## What you are asked to do
Identify, in the records below, every line where the string "gegeven" appears, and copy each such line.

## Data provided

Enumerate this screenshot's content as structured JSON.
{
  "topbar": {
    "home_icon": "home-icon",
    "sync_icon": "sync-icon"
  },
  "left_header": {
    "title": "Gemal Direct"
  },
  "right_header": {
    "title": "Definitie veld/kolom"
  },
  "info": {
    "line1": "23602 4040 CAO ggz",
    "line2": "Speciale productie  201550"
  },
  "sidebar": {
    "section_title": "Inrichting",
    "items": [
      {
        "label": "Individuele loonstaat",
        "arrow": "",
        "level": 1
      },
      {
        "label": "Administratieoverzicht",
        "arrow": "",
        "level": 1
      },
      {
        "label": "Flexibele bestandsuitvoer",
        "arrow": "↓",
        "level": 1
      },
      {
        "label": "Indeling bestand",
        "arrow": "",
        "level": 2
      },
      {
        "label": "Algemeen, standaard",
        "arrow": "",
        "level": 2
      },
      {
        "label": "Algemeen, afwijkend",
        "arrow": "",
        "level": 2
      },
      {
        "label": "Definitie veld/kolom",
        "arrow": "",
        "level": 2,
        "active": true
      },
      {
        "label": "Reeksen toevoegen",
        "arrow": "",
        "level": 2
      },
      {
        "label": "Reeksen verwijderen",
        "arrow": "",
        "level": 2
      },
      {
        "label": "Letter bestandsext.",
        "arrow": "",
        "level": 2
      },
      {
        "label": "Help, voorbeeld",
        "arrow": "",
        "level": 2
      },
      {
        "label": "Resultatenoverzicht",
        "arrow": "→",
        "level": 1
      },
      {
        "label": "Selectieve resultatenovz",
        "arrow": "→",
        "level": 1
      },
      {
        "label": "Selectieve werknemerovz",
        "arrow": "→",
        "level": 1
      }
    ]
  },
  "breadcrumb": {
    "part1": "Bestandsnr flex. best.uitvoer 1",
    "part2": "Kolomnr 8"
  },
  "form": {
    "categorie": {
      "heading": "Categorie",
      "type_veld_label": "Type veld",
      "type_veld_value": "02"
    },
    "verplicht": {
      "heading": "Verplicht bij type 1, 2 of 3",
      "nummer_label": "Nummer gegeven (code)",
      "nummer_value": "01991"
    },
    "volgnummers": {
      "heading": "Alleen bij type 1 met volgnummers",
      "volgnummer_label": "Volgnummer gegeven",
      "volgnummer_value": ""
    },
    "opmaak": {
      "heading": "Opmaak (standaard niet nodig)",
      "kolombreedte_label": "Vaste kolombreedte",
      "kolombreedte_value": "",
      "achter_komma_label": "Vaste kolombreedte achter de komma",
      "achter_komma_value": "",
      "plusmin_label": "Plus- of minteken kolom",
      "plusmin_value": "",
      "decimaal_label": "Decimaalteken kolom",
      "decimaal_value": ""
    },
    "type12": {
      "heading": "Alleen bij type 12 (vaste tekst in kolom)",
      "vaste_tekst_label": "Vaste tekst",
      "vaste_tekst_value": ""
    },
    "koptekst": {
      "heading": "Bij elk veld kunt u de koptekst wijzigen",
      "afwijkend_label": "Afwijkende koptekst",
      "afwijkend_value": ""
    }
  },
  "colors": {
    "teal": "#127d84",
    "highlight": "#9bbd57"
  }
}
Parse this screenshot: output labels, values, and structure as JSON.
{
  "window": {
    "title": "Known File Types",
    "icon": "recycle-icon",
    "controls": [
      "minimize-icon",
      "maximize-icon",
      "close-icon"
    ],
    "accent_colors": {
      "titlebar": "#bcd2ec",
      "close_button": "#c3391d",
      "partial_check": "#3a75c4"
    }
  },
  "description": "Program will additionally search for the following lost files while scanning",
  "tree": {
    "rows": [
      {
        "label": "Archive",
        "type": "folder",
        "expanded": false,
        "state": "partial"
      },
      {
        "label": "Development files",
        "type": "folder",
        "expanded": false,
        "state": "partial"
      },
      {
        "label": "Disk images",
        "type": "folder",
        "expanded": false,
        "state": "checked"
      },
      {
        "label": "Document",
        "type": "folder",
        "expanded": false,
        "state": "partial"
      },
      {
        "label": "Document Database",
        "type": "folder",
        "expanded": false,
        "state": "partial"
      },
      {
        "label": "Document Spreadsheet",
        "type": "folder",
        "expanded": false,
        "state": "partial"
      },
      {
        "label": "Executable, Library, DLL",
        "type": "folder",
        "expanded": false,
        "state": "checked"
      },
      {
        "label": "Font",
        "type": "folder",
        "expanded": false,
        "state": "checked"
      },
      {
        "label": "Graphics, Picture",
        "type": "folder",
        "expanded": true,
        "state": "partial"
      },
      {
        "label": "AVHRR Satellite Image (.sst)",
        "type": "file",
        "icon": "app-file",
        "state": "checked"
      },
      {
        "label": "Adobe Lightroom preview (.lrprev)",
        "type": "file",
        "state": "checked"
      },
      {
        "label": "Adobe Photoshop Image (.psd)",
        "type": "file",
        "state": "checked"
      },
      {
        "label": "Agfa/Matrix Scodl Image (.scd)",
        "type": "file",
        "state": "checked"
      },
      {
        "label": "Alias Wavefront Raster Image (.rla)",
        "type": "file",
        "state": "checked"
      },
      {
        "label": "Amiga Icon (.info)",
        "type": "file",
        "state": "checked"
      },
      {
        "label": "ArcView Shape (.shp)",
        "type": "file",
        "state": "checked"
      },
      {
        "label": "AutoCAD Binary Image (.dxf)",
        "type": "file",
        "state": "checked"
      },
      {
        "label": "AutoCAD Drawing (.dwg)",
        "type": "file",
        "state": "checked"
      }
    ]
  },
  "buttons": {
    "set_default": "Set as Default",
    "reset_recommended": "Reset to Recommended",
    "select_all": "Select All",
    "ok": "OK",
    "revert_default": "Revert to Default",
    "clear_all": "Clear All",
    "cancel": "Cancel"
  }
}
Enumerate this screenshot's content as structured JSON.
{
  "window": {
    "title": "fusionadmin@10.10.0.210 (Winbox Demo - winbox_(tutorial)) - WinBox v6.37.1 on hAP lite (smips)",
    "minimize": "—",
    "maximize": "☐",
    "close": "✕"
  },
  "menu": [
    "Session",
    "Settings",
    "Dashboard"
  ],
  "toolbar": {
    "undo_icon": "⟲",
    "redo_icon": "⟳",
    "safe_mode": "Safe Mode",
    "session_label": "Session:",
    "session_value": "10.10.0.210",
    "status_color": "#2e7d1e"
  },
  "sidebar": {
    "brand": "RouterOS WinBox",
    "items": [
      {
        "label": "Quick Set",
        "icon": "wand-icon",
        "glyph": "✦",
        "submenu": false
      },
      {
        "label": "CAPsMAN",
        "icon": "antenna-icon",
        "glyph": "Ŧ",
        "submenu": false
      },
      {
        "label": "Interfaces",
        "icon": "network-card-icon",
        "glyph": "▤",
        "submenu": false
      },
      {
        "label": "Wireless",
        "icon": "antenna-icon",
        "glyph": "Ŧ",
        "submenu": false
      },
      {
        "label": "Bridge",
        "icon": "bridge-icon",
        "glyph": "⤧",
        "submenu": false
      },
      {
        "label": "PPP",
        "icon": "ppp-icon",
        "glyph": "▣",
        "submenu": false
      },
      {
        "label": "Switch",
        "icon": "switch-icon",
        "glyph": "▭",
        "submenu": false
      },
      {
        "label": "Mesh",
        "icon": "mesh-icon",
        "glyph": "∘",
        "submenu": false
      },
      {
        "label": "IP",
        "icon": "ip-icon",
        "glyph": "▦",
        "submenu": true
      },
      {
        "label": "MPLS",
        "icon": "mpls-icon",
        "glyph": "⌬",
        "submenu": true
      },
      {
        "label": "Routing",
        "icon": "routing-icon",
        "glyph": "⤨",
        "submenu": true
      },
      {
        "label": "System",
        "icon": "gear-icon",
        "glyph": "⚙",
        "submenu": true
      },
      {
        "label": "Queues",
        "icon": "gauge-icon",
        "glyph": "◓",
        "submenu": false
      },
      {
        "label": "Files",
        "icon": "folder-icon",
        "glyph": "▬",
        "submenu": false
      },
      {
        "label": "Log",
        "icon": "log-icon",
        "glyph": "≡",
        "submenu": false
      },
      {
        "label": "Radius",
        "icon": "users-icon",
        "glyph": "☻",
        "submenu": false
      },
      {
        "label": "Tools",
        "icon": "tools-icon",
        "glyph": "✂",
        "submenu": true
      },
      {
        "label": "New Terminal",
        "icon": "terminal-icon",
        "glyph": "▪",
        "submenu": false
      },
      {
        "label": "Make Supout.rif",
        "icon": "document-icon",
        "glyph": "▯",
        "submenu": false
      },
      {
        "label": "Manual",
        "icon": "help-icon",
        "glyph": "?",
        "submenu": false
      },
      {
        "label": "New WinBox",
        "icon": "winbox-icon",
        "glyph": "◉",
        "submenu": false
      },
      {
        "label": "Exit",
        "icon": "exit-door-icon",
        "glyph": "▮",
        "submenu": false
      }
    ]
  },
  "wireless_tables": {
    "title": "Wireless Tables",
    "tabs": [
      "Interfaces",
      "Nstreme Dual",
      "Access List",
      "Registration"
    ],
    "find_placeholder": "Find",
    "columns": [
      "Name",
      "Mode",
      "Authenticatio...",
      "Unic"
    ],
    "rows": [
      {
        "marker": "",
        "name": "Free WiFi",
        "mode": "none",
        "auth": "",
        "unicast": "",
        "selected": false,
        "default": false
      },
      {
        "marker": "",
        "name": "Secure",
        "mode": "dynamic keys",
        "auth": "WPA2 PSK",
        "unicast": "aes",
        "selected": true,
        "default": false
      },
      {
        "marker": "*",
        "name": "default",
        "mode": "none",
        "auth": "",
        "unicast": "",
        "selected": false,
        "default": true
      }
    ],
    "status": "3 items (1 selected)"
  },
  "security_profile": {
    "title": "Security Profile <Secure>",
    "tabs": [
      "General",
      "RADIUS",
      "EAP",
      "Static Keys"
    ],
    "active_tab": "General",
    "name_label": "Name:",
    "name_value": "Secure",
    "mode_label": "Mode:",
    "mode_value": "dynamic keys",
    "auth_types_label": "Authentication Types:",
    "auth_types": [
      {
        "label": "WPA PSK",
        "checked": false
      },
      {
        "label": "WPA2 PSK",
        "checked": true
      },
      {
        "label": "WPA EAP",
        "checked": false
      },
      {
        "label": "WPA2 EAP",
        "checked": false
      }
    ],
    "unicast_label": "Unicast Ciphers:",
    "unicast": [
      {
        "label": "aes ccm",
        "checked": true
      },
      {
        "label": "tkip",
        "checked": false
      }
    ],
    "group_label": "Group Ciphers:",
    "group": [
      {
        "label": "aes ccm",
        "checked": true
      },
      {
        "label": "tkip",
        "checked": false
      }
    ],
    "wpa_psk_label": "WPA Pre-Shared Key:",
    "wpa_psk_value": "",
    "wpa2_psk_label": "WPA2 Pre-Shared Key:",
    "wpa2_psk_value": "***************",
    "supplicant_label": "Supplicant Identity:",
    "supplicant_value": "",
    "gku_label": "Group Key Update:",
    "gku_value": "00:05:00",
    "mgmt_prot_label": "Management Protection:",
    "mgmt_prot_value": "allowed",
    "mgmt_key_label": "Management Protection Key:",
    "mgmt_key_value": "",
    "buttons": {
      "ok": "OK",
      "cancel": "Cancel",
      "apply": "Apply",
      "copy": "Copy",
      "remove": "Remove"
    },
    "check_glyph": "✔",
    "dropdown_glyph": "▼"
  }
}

## Response
      "nummer_label": "Nummer gegeven (code)",
      "volgnummer_label": "Volgnummer gegeven",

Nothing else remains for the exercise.